• [REQUEST] Lines that hold the string "PRIMARY" are to be counted; give only their number.

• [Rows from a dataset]
━━━━

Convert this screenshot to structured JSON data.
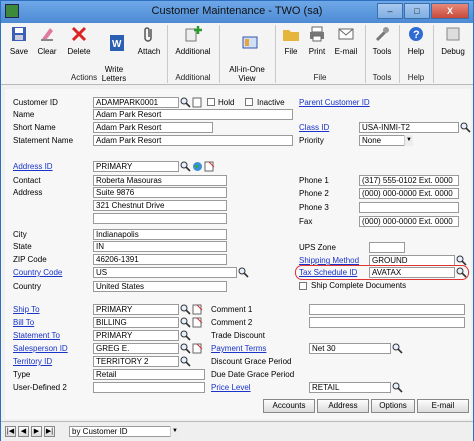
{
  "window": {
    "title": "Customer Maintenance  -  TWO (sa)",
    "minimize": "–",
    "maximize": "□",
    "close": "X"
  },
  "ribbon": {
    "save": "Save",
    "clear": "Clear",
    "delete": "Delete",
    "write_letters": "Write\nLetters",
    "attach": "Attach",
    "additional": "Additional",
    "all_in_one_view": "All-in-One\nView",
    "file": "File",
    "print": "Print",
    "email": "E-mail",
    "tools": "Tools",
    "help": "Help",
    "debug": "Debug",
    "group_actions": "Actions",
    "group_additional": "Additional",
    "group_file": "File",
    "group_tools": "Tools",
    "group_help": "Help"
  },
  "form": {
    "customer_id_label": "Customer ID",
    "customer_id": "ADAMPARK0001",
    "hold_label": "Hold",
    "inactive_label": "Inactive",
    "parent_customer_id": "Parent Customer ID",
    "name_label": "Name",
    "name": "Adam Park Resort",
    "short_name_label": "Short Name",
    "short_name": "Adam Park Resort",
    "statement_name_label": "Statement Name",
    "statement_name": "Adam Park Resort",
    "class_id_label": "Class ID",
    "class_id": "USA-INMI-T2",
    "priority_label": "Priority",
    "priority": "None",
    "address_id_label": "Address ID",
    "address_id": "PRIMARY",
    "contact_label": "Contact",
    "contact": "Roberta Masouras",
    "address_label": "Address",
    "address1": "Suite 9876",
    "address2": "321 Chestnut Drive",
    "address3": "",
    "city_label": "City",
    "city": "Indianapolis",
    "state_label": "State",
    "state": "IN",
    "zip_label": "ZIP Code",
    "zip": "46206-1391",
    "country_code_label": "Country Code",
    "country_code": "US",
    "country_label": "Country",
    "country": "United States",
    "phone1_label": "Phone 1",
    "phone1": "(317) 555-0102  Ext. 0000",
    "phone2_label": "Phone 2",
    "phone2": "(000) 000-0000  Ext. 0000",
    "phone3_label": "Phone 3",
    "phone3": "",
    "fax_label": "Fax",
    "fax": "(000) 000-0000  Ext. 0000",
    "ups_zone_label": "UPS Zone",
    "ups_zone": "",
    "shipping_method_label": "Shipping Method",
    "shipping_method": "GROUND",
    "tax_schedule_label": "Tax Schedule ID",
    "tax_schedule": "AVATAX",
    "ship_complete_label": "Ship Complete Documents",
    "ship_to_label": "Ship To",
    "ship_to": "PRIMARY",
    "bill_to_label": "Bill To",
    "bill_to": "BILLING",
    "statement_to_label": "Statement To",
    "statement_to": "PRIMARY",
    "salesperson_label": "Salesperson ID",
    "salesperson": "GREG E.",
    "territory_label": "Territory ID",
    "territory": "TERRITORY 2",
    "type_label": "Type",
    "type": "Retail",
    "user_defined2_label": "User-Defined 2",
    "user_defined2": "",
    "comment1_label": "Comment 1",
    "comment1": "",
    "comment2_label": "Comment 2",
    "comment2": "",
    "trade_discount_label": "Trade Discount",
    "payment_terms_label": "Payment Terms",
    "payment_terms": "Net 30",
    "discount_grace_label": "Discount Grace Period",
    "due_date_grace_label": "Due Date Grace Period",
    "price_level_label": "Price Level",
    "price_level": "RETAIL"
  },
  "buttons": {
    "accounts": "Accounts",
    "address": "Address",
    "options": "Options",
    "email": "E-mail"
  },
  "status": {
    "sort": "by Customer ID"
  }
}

━━━━

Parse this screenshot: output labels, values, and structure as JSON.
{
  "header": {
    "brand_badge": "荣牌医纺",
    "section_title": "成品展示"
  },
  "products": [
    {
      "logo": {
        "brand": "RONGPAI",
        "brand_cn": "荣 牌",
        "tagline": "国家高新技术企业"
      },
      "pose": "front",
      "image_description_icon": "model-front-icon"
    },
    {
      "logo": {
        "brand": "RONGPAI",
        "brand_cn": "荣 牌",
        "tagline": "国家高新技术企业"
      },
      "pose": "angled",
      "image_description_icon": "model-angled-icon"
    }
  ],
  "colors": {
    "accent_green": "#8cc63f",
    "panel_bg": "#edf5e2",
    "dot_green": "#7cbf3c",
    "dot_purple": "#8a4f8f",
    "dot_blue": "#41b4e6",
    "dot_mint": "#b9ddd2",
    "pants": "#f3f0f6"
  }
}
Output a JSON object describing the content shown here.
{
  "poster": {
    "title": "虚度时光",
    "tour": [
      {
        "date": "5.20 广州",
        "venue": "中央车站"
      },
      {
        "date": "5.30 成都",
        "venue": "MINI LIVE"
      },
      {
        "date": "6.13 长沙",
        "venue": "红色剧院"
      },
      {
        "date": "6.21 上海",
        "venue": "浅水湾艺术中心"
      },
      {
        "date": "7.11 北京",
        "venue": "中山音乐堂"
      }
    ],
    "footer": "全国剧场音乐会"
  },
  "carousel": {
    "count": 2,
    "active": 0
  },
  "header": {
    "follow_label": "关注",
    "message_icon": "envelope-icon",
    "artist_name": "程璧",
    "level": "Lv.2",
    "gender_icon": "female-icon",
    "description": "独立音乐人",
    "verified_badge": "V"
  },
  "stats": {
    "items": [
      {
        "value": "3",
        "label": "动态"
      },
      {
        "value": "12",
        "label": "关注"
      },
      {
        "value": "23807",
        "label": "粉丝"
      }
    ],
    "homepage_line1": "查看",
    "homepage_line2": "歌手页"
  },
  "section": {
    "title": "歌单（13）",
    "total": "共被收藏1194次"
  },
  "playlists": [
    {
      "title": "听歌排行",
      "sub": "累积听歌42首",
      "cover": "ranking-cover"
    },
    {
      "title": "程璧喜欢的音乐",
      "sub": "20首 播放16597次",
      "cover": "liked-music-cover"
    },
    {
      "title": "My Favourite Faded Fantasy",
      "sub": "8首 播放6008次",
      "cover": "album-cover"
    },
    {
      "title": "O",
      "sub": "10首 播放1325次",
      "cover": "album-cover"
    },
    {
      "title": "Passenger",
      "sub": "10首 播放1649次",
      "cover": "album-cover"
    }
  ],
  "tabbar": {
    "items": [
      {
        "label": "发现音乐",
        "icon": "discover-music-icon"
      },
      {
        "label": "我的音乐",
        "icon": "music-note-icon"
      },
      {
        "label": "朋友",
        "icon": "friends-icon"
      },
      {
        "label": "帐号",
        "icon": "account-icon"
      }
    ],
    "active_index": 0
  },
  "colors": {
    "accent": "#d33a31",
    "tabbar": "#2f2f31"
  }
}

━━━━

• [EXERCISE SOLUTION] 3